(EXERCISE) Write out every entry precisely as given, leaving the pictures out.
#####
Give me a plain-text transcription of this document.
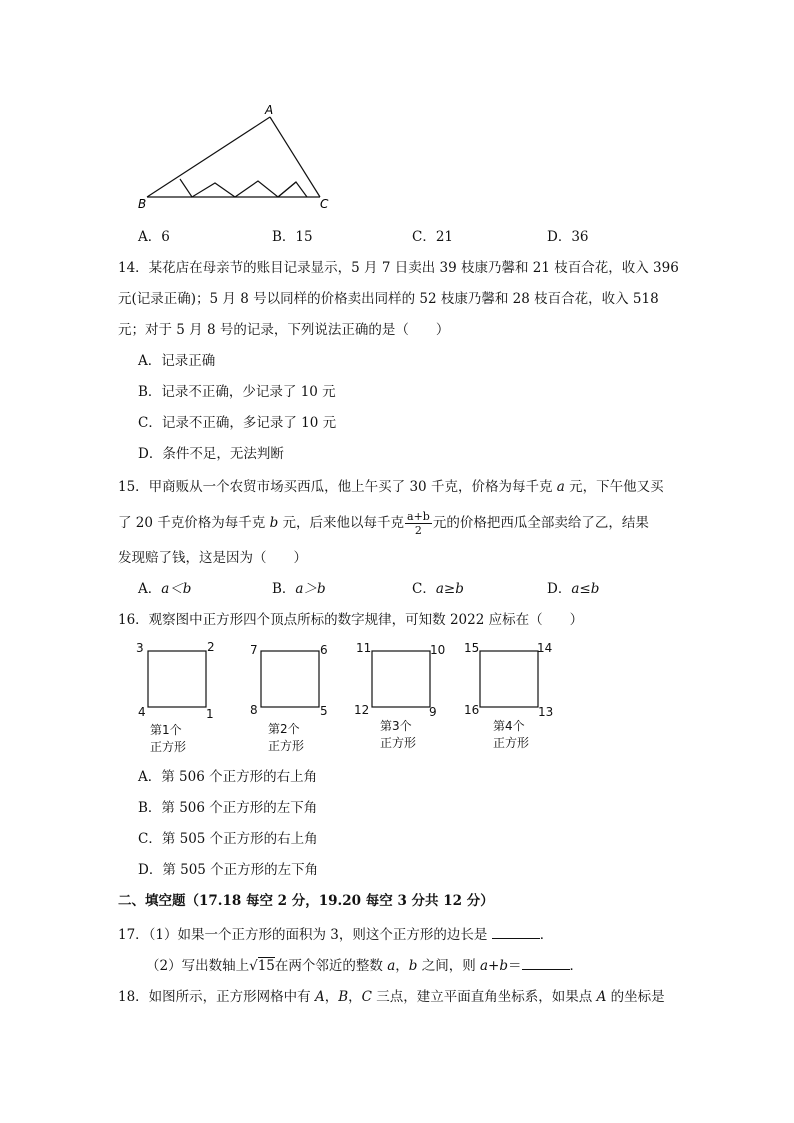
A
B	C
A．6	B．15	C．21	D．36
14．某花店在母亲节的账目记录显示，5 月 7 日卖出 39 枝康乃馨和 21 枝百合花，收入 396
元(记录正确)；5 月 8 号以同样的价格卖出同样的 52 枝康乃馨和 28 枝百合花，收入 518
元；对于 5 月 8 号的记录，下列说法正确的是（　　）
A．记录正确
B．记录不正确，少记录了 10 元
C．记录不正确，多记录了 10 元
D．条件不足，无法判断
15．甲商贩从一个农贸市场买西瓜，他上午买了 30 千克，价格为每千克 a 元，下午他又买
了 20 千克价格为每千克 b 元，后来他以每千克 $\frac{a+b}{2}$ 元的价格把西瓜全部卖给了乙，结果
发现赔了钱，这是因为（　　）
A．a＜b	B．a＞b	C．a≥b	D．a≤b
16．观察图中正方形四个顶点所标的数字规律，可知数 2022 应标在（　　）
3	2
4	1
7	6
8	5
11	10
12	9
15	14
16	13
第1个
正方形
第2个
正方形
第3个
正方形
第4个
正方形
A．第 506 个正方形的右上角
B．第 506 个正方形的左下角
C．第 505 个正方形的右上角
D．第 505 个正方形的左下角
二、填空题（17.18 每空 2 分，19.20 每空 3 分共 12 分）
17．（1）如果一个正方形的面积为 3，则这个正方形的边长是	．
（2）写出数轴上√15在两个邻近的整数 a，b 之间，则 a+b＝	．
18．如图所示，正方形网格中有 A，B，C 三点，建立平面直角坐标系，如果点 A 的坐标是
#####
(OUTPUT OF THE EXERCISE)
Give me a plain-text transcription of this document.
A
B	C
A．6	B．15	C．21	D．36
14．某花店在母亲节的账目记录显示，5 月 7 日卖出 39 枝康乃馨和 21 枝百合花，收入 396
元(记录正确)；5 月 8 号以同样的价格卖出同样的 52 枝康乃馨和 28 枝百合花，收入 518
元；对于 5 月 8 号的记录，下列说法正确的是（　　）
A．记录正确
B．记录不正确，少记录了 10 元
C．记录不正确，多记录了 10 元
D．条件不足，无法判断
15．甲商贩从一个农贸市场买西瓜，他上午买了 30 千克，价格为每千克 a 元，下午他又买
了 20 千克价格为每千克 b 元，后来他以每千克 $\frac{a+b}{2}$ 元的价格把西瓜全部卖给了乙，结果
发现赔了钱，这是因为（　　）
A．a＜b	B．a＞b	C．a≥b	D．a≤b
16．观察图中正方形四个顶点所标的数字规律，可知数 2022 应标在（　　）
3	2
4	1
7	6
8	5
11	10
12	9
15	14
16	13
第1个
正方形
第2个
正方形
第3个
正方形
第4个
正方形
A．第 506 个正方形的右上角
B．第 506 个正方形的左下角
C．第 505 个正方形的右上角
D．第 505 个正方形的左下角
二、填空题（17.18 每空 2 分，19.20 每空 3 分共 12 分）
17．（1）如果一个正方形的面积为 3，则这个正方形的边长是	．
（2）写出数轴上√15在两个邻近的整数 a，b 之间，则 a+b＝	．
18．如图所示，正方形网格中有 A，B，C 三点，建立平面直角坐标系，如果点 A 的坐标是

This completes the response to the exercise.